>> BEGIN SOURCE EXTRACT
# "Big Chief Cockeye" 39 Elgin Board Track Special



## oldfart36 (Oct 21, 2016)

I would like to introduce you to: 
"Big Chief Cockeye". Board Track Special! 
He's done!
Sorry for the glare, and I had trouble getting some of the details on the bike. Base bike is a 39 Elgin Long Tank Fender Over. The tank is done to imitate WWII, pitted, aircraft aluminum, (tank is actually straight, smooth and done correctly), plus we used real nose art from a B-24. Wanted to use weathered period parts, refurbished parts, and some new parts. Frame is bare metal treated with gun oil, letting all brazing show. All black is powder coated. Tires cream colored, not white!


----------



## XBPete (Oct 21, 2016)

Very cool!

Nicely done, I dig the rivet look on the tank, kudos!


----------



## Tim the Skid (Oct 21, 2016)

The artwork on the tank is a nice touch. cool bike.


----------



## oldfart36 (Oct 21, 2016)

Tim the Skid said:


> The artwork on the tank is a nice touch. cool bike.





Thanks, having a heck of a time getting good pics of it. The artwork is great, if I could shoot it without all the glare. This is a pic of the tank after we finished it last week, still the glare off the gloss whites things out.


----------



## Tim the Skid (Oct 21, 2016)

Thanks for the closeup. Is that airbrushed or an overlay? My late father-in-law served as a B-24 crew chief during WWll in the South Pacific. I have several pictures of planes in his squadron with amazing nose art. What a great idea for a tribute bike.


----------



## mike j (Oct 22, 2016)

Very sharp bike,a lot of subtle detail. Well done, all around.


----------



## oldfart36 (Oct 22, 2016)

A little bit less glare, but still not good pics.


----------



## Krakatoa (Oct 22, 2016)

If it was mine I'd now gook it up with some dirt, dents, grease and scrapes, smoke n flames & old deacals. Sweet springer and bars, pedals nice flowing lines too. Somebody's gonna be pumped.


----------



## syclesavage (Oct 23, 2016)

Great build sir


----------



## oldfart36 (Oct 26, 2016)

For all the purists out there. The bike was basically complete when I found it years back. All parts have been saved and packed away, so if someone ever wanted to, the bike could be returned to original form.


----------



## Krakatoa (Oct 29, 2016)

Is the artwork airbrushed or print overlay? I like what you've done if only for the creative impulse, and the well done work. The tank art figure looks good pretty authentic. Rivets detail is neat but for me too mannered. Name nsm. Is it a bike I would want to ride? Sure. Can I still say I like it in the (original form) better, and give you props for bringing it to another level?


----------



## rollfaster (Oct 29, 2016)

Chris, are you doing anything with that  set of bars?


----------



## oldfart36 (Oct 30, 2016)

rollfaster said:


> Chris, are you doing anything with that  set of bars?




Can't sell those, they stay with the Elgin. I've got 3 others, that I'm trying to clean up, just haven't had time. I'm concerned that they won't be in killer condition.


----------
>> END SOURCE EXTRACT
>> BEGIN INFORMATION SHOWN
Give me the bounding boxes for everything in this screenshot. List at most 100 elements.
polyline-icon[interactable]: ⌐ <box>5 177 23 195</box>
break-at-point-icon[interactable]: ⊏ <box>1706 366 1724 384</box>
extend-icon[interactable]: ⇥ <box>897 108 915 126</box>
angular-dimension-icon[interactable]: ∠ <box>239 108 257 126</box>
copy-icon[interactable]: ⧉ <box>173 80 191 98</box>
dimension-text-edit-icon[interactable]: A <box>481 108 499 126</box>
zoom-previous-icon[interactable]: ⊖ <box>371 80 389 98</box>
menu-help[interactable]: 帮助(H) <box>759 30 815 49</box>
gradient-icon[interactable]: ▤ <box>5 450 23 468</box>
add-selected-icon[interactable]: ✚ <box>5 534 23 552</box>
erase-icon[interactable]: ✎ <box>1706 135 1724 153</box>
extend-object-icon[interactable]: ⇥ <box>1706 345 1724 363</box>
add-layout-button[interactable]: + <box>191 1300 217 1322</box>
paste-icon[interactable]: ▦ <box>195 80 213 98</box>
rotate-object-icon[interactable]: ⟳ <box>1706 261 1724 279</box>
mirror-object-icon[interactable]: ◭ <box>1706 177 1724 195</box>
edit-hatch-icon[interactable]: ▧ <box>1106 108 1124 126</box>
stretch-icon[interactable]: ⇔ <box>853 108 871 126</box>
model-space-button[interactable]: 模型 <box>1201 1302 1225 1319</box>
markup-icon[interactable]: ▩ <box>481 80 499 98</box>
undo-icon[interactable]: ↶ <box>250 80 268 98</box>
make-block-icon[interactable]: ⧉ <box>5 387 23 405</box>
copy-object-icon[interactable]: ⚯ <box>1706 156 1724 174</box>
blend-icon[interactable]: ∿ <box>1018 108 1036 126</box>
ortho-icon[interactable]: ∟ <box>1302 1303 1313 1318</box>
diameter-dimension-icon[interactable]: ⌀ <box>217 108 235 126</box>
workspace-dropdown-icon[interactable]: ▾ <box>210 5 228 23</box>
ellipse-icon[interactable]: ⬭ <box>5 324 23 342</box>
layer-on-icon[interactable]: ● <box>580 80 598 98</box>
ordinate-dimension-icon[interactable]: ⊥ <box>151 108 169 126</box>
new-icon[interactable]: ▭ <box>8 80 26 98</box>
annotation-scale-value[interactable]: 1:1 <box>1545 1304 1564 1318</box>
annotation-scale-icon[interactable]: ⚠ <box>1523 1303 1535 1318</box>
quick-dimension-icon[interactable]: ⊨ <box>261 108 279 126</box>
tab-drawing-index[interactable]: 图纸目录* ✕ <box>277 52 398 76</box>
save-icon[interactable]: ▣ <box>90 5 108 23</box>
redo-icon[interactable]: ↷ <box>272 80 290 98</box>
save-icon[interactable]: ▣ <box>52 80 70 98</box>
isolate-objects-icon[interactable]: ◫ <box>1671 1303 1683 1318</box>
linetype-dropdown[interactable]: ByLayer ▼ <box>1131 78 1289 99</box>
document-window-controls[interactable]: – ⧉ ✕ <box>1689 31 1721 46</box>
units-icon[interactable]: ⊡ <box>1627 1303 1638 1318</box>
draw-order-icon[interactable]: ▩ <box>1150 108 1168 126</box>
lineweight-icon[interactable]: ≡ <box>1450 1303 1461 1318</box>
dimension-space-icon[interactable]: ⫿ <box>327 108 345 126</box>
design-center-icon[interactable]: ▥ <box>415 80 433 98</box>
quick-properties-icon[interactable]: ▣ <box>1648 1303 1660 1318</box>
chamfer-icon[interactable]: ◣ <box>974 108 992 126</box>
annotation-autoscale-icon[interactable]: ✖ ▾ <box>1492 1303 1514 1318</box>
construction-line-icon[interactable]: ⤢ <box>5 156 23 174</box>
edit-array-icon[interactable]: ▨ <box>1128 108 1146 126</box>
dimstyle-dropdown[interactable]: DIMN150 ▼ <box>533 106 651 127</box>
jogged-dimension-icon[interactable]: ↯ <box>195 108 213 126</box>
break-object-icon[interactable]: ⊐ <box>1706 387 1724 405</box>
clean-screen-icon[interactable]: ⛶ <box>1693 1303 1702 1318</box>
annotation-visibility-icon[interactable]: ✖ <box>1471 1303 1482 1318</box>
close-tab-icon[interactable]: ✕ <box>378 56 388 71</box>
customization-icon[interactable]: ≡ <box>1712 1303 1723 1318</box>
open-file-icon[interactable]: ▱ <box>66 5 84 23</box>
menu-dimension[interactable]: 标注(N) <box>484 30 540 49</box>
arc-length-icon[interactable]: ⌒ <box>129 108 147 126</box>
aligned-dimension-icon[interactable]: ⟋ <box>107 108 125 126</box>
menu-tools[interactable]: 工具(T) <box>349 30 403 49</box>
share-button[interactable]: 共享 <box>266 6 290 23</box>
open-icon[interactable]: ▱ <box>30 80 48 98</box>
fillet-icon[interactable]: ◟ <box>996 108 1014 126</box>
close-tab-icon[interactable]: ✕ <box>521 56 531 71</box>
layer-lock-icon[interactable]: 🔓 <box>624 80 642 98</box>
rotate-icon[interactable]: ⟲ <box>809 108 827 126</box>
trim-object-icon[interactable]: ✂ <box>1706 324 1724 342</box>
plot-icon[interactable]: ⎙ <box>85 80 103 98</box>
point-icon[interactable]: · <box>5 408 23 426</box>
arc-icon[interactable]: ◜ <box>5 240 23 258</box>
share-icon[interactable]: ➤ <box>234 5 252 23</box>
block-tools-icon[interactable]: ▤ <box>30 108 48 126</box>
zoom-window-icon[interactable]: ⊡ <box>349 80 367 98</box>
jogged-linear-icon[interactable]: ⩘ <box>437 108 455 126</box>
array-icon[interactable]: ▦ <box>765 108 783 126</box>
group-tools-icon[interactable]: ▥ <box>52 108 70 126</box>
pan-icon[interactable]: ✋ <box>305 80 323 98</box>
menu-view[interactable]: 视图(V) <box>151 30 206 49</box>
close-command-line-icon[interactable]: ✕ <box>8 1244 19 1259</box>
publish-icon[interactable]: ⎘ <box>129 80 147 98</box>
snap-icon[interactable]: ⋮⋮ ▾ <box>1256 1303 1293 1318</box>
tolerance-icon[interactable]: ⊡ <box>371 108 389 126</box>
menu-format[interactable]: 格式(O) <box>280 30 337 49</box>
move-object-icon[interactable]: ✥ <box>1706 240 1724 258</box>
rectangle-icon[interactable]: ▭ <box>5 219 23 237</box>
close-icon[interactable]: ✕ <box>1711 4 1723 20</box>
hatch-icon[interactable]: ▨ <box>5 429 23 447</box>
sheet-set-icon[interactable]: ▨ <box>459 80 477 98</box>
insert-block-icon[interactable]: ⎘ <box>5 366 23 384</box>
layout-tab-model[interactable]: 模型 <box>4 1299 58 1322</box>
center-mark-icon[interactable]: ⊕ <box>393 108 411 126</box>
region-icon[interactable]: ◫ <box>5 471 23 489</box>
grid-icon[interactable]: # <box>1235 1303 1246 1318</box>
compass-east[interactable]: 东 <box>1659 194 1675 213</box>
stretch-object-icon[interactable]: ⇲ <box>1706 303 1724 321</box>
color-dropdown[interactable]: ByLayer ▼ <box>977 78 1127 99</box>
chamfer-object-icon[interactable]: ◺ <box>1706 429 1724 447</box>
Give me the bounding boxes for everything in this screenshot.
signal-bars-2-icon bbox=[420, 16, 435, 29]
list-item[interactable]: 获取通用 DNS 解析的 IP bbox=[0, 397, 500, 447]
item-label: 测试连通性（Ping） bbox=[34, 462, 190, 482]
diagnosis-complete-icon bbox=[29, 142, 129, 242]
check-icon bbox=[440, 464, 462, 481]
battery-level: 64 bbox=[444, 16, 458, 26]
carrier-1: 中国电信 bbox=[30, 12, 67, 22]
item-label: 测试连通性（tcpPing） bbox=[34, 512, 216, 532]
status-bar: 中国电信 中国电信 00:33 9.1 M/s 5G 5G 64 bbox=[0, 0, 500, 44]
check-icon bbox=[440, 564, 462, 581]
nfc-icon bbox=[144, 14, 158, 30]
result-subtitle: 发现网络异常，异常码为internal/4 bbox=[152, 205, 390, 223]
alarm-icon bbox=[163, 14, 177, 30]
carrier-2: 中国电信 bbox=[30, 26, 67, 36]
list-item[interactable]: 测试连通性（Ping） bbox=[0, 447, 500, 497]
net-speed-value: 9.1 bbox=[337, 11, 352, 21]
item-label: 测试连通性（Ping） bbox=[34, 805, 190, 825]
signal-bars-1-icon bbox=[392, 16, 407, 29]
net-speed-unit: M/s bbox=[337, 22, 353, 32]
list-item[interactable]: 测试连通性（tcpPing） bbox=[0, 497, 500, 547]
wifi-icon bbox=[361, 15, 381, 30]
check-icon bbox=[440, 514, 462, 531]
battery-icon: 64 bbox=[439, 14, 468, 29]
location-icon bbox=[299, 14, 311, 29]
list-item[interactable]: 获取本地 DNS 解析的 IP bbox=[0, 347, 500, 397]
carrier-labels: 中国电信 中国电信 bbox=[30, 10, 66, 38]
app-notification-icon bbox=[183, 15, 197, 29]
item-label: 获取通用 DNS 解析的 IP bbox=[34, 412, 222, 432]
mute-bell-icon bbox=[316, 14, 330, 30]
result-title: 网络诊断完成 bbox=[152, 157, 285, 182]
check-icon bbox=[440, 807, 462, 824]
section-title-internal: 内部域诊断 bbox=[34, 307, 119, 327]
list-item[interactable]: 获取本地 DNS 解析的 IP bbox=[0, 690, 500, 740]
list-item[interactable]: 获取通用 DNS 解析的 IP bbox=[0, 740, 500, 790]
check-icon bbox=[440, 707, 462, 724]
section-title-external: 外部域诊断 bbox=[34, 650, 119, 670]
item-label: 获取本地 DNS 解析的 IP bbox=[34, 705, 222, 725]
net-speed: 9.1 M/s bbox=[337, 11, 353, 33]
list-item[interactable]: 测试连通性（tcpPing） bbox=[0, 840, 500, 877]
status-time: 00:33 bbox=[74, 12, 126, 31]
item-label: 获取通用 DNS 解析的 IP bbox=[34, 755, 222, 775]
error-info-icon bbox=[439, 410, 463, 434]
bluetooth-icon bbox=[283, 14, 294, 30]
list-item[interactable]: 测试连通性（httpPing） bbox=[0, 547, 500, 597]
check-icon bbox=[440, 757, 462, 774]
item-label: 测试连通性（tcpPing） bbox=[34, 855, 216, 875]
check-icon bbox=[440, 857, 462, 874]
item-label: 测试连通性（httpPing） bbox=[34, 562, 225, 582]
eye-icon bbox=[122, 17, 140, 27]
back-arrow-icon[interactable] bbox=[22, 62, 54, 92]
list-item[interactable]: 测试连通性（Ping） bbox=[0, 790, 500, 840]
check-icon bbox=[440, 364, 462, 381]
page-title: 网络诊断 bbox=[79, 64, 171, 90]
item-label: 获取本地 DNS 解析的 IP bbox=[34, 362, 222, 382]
>> END INFORMATION SHOWN
**COMPLETE THE FOLLOWING:**
**1.** Summarize the Elgin forum thread in two sentences.
**2.** In the Elgin forum thread, what was the bike's bare-metal frame treated with?
**3.** Return everything in the Elgin forum thread from "## mike j (Oct" down to "not good pics.".
Answer from the Elgin forum thread only, not from the data.

**ANSWER SET:**
**1.** A poster presents "Big Chief Cockeye," a board track special based on a 39 Elgin, with a tank done to imitate pitted WWII aircraft aluminum, real nose art from a B-24, and a bare-metal frame treated with gun oil. Other members praise the build, and the builder says all the original parts were saved so the bike could be returned to original form.

**2.** Gun oil.

**3.**
## mike j (Oct 22, 2016)

Very sharp bike,a lot of subtle detail. Well done, all around.


----------



## oldfart36 (Oct 22, 2016)

A little bit less glare, but still not good pics.